Data records:

begin

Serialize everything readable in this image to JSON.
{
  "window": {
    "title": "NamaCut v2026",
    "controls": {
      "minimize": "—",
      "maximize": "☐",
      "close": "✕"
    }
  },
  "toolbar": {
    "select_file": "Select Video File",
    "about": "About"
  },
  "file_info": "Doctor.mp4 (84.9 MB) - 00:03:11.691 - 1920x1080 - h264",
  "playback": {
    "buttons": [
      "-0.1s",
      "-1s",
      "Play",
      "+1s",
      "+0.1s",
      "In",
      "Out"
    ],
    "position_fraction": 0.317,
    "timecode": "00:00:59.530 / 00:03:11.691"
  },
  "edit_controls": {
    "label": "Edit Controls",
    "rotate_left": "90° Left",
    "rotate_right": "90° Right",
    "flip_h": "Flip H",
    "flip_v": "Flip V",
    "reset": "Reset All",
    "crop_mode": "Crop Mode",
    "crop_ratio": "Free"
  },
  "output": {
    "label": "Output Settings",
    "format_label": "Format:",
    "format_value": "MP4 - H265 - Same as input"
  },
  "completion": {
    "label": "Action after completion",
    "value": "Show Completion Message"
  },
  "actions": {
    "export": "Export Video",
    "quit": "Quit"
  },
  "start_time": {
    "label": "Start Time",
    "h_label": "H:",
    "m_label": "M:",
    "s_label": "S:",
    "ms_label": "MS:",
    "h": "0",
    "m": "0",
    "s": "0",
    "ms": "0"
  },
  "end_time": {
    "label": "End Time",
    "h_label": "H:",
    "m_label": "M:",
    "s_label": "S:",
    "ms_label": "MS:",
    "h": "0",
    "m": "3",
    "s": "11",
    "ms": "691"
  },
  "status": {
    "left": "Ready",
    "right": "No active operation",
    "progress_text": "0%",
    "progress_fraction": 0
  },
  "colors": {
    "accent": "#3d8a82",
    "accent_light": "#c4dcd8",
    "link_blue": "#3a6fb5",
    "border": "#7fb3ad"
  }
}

end

_Goal_: Retype the whole listing above exactly.

_Exercise response_:
Serialize everything readable in this image to JSON.
{
  "window": {
    "title": "NamaCut v2026",
    "controls": {
      "minimize": "—",
      "maximize": "☐",
      "close": "✕"
    }
  },
  "toolbar": {
    "select_file": "Select Video File",
    "about": "About"
  },
  "file_info": "Doctor.mp4 (84.9 MB) - 00:03:11.691 - 1920x1080 - h264",
  "playback": {
    "buttons": [
      "-0.1s",
      "-1s",
      "Play",
      "+1s",
      "+0.1s",
      "In",
      "Out"
    ],
    "position_fraction": 0.317,
    "timecode": "00:00:59.530 / 00:03:11.691"
  },
  "edit_controls": {
    "label": "Edit Controls",
    "rotate_left": "90° Left",
    "rotate_right": "90° Right",
    "flip_h": "Flip H",
    "flip_v": "Flip V",
    "reset": "Reset All",
    "crop_mode": "Crop Mode",
    "crop_ratio": "Free"
  },
  "output": {
    "label": "Output Settings",
    "format_label": "Format:",
    "format_value": "MP4 - H265 - Same as input"
  },
  "completion": {
    "label": "Action after completion",
    "value": "Show Completion Message"
  },
  "actions": {
    "export": "Export Video",
    "quit": "Quit"
  },
  "start_time": {
    "label": "Start Time",
    "h_label": "H:",
    "m_label": "M:",
    "s_label": "S:",
    "ms_label": "MS:",
    "h": "0",
    "m": "0",
    "s": "0",
    "ms": "0"
  },
  "end_time": {
    "label": "End Time",
    "h_label": "H:",
    "m_label": "M:",
    "s_label": "S:",
    "ms_label": "MS:",
    "h": "0",
    "m": "3",
    "s": "11",
    "ms": "691"
  },
  "status": {
    "left": "Ready",
    "right": "No active operation",
    "progress_text": "0%",
    "progress_fraction": 0
  },
  "colors": {
    "accent": "#3d8a82",
    "accent_light": "#c4dcd8",
    "link_blue": "#3a6fb5",
    "border": "#7fb3ad"
  }
}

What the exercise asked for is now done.